De procedure is complex en omvat verschillende juridische documenten en procedures die in Bahrein zijn gevoerd, waaronder strafrechtelijke en civielrechtelijke vonnissen. De rechtbank heeft vastgesteld dat het strafrechtelijke vonnis in Bahrein is vernietigd, wat de basis voor het civiele vonnis ondermijnt. Hierdoor is er geen afgeronde inhoudelijke beoordeling van het geschil geweest, wat betekent dat het civiele vonnis in Nederland niet kan worden erkend. De rechtbank houdt iedere verdere beslissing aan en verwijst de zaak naar de rol voor het nemen van een akte door beide partijen.

Uitspraak

RECHTBANK Noord-Holland
Civiel recht
Zittingsplaats Haarlem
Zaaknummer: C/15/252369 / HA ZA 16-794
Vonnis van 7 februari 2024
in de zaak van
de rechtspersoon naar Bahreins recht
[bedrijf 1],
te [plaats], Bahrein,
eisende partij,
hierna te noemen: [bedrijf 1],
advocaat: mr. A.I. Keur te Amsterdam,
tegen
[gedaagde],
te [plaats], Bahrein,
gedaagde partij,
hierna te noemen: [gedaagde],
advocaat: mr. J. van Zinderen te Utrecht.

1.De procedure

1.1.
Het verloop van de procedure blijkt uit:
Van de kant van [bedrijf 1]:
  • dagvaarding van 17 februari 2015
  • herstelexploot van 19 maart 2015 waarbij de datum van de dagvaarding is hersteld in 17 maart 2015
  • productieoverzicht van 14 december 2016 met 3 producties
  • antwoordakte in incident van 8 februari 2017
  • antwoordakte in incident ex art 12 Rv, teven akte aanvulling / wijziging eis van 2 augustus 2017 met producties 4 en 5
  • akte uitlating producties van 13 september 2017
  • B8 formulier van 25 oktober 2022 met producties 6a, 6b, 6c, 7a en 7b
  • B8 formulier van 31 januari 2023 met producties 8, 9 en 10
  • spreekaantekeningen
  • akte uitlaten stand procedure(s) Bahrein van 4 oktober 2023
  • akte na uitlaten gedaagde van 6 december 2023 met producties 11 en 12,
en van de kant van [gedaagde]:
  • conclusie van eis in incident van 25 januari 2017
  • conclusie van antwoord van 19 juli 2017 met 8 producties, met het verzoek om de zaak aan te houden tot in Bahrein een uitvoerbaar vonnis is gewezen in de procedure bekend onder kenmerk 02/2014/19382/7
  • akte toevoeging producties van 19 juli 2017 met productie 9
  • akte reactie producties van 30 augustus 2017 met producties 10 en 11
  • brief van 13 oktober 2022 met productie 12
  • brief van 17 oktober 2022
  • B3 formulier van 31 januari 2023 met productielijst en akte toevoeging producties met producties 12(a), 12b en 13 tot en met 20
  • B3 formulier van 31 januari 2023 met productielijst en akte toevoeging producties met producties 21 tot en met 25
  • pleitaantekeningen
  • B9 formulier van 4 oktober 2023 met verzoek uitstel wijzen vonnis
  • B3 formulier van 8 november 2023 met akte uitlatingen, toevoeging producties en opwerping incident met producties 26A, B en C en 27, 28 en 29
  • B3 formulier van 20 december 2023 met akte uitlatingen producties,
en verder uit:
  • vonnis in incident van 11 oktober 2017, met de bepaling dat de zaak wordt aangehouden totdat een uitvoerbaar vonnis in Bahrein is gewezen in de procedure bekend onder kenmerk 02/2014/19382/7
  • mondelinge behandeling van 31 januari 2023
  • proces verbaal van mondelinge behandeling van 31 januari 2023.

#### [AANGELEVERDE GEGEVENS]
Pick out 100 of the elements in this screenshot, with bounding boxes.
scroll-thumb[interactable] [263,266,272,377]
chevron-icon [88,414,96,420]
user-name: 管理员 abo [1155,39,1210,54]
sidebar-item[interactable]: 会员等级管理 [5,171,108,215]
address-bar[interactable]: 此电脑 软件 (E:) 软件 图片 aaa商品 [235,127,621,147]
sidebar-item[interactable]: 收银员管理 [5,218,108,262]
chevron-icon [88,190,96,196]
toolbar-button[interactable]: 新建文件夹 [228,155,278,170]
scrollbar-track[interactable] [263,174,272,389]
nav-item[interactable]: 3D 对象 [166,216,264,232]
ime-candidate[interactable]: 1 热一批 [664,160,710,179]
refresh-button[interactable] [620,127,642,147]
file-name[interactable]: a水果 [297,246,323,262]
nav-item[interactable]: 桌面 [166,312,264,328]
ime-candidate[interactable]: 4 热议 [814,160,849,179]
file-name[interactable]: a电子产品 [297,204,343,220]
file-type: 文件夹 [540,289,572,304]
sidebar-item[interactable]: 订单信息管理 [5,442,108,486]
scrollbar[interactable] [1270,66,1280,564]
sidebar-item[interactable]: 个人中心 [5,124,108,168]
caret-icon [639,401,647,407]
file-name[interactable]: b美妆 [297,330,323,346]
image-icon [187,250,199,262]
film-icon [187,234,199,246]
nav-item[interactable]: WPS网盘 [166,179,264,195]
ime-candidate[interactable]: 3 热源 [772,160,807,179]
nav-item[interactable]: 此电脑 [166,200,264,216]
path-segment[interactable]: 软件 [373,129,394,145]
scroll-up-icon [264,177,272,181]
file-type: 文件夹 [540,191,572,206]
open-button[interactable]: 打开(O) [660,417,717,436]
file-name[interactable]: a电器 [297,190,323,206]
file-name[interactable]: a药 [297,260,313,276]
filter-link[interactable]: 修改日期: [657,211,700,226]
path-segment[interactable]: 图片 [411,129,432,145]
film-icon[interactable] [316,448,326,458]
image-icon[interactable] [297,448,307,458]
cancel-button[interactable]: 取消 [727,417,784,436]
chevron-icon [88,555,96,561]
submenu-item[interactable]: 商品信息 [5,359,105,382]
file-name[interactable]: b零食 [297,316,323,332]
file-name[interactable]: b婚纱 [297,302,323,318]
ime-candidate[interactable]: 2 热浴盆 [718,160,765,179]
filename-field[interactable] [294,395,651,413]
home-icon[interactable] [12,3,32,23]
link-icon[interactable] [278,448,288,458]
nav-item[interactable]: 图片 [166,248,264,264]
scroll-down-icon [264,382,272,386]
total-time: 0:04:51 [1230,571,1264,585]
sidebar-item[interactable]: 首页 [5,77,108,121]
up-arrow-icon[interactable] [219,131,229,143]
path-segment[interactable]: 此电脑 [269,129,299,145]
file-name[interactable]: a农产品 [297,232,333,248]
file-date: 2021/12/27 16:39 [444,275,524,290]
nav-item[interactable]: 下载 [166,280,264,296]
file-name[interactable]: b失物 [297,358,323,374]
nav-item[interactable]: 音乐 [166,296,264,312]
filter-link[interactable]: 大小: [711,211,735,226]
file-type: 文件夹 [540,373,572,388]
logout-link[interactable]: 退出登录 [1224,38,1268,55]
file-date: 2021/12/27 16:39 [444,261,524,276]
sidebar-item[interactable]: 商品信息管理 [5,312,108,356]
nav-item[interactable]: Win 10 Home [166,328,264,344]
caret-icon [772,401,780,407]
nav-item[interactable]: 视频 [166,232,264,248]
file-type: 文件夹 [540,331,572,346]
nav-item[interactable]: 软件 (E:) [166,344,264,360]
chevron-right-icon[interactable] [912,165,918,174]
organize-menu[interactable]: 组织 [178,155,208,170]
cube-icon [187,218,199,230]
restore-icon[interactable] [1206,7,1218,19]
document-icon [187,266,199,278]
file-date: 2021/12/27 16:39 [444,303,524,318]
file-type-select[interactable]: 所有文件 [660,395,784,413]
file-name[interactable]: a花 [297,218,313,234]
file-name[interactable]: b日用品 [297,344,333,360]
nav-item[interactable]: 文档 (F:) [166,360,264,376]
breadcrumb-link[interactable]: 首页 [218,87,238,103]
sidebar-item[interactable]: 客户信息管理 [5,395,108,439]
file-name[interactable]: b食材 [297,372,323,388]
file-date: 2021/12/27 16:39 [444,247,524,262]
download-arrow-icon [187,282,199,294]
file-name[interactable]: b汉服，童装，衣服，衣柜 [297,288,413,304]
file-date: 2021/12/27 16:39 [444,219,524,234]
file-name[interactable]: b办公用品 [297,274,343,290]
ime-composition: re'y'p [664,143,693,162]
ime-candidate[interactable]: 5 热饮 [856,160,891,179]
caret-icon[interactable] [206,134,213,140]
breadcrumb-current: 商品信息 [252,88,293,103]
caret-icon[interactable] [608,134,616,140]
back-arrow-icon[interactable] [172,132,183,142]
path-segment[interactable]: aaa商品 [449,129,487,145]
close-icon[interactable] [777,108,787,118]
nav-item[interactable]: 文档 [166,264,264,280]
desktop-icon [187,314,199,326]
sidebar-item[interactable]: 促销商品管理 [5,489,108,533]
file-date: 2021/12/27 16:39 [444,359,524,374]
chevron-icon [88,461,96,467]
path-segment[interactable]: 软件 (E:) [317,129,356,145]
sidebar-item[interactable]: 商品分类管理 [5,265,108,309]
==
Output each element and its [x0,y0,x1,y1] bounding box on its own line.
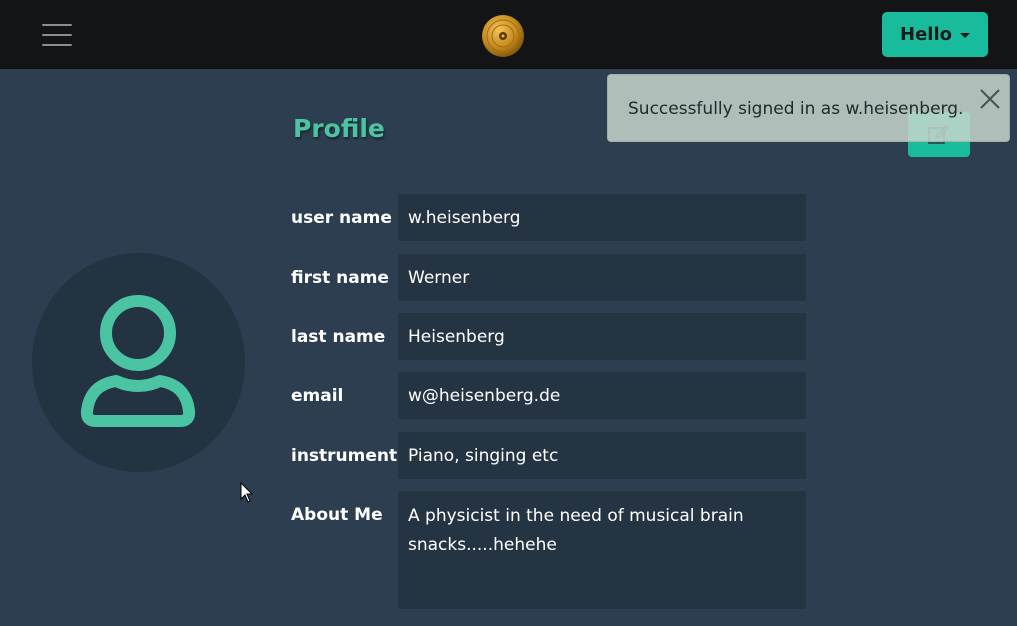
* * *
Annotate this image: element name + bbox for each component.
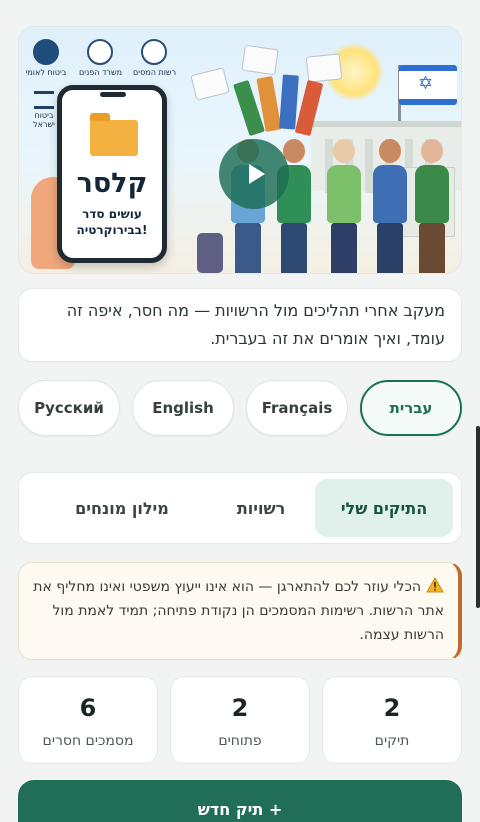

#### [OPDRACHTEN]
a – Beantwoord deze vragen over het fragment:
(i) Welk vonnis in Bahrein is volgens de rechtbank vernietigd?
(ii) Op welke datum is het vonnis van de rechtbank gewezen?
(iii) Op welke datum vond de mondelinge behandeling plaats?
b – Neem in de records het stuk van de regel met "Pick out 100" tot en met de regel met "toolbar-button[interactable]: 新建文件夹 [228,155,278,170]" opnieuw over, met "sidebar-item" overal vervangen door "menu-item". Geef alleen die regels.

#### [ANTWOORDEN PER OPDRACHT]
a –
(i) Het strafrechtelijke vonnis.
(ii) 7 februari 2024.
(iii) 31 januari 2023.

b –
Pick out 100 of the elements in this screenshot, with bounding boxes.
scroll-thumb[interactable] [263,266,272,377]
chevron-icon [88,414,96,420]
user-name: 管理员 abo [1155,39,1210,54]
menu-item[interactable]: 会员等级管理 [5,171,108,215]
address-bar[interactable]: 此电脑 软件 (E:) 软件 图片 aaa商品 [235,127,621,147]
menu-item[interactable]: 收银员管理 [5,218,108,262]
chevron-icon [88,190,96,196]
toolbar-button[interactable]: 新建文件夹 [228,155,278,170]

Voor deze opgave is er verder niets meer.